▶ Instruction:
Look for the string "strata" in every line, and copy each line that has it.

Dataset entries

_ _ _ _ _ _ _

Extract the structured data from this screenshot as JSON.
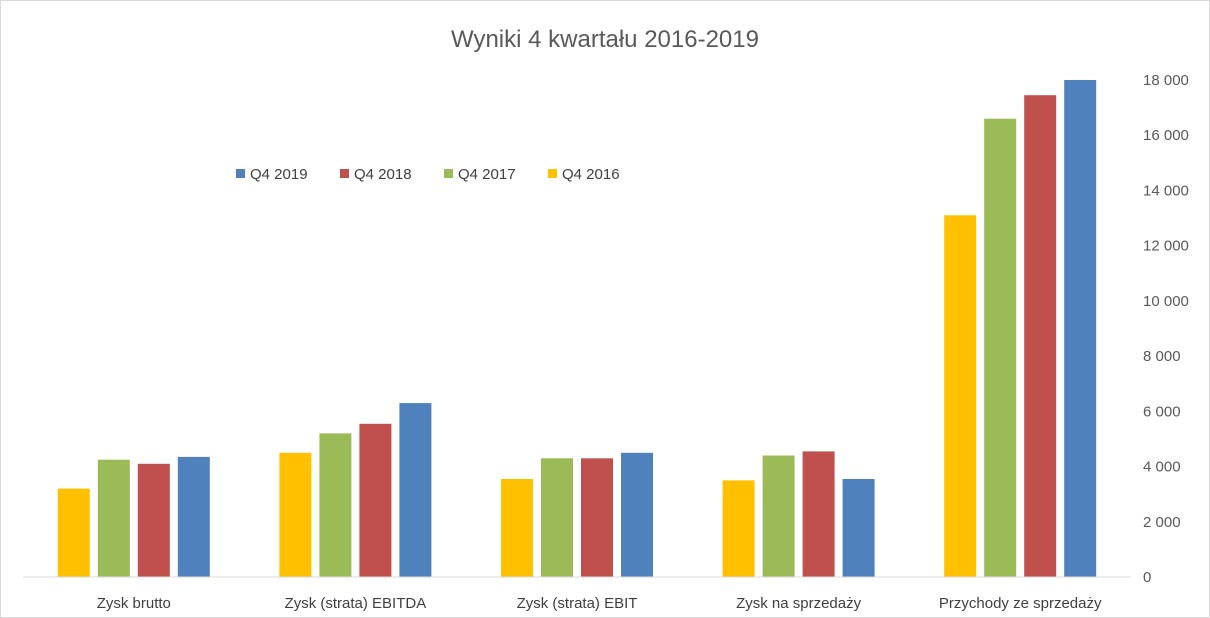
{
  "chart_data": {
    "type": "bar",
    "title": "Wyniki 4 kwartału 2016-2019",
    "categories": [
      "Zysk brutto",
      "Zysk (strata) EBITDA",
      "Zysk (strata) EBIT",
      "Zysk na sprzedaży",
      "Przychody ze sprzedaży"
    ],
    "series": [
      {
        "name": "Q4 2016",
        "color": "#ffc000",
        "values": [
          3200,
          4500,
          3550,
          3500,
          13100
        ]
      },
      {
        "name": "Q4 2017",
        "color": "#9bbb59",
        "values": [
          4250,
          5200,
          4300,
          4400,
          16600
        ]
      },
      {
        "name": "Q4 2018",
        "color": "#c0504d",
        "values": [
          4100,
          5550,
          4300,
          4550,
          17450
        ]
      },
      {
        "name": "Q4 2019",
        "color": "#4f81bd",
        "values": [
          4350,
          6300,
          4500,
          3550,
          18000
        ]
      }
    ],
    "legend": [
      "Q4 2019",
      "Q4 2018",
      "Q4 2017",
      "Q4 2016"
    ],
    "legend_position": "top-left inside plot",
    "y_axis_position": "right",
    "ylim": [
      0,
      18000
    ],
    "yticks": [
      0,
      2000,
      4000,
      6000,
      8000,
      10000,
      12000,
      14000,
      16000,
      18000
    ],
    "ytick_labels": [
      "0",
      "2 000",
      "4 000",
      "6 000",
      "8 000",
      "10 000",
      "12 000",
      "14 000",
      "16 000",
      "18 000"
    ],
    "xlabel": "",
    "ylabel": "",
    "grid": false
  }
}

_ _ _ _ _ _ _

▶ Reply:
      "Zysk (strata) EBITDA",
      "Zysk (strata) EBIT",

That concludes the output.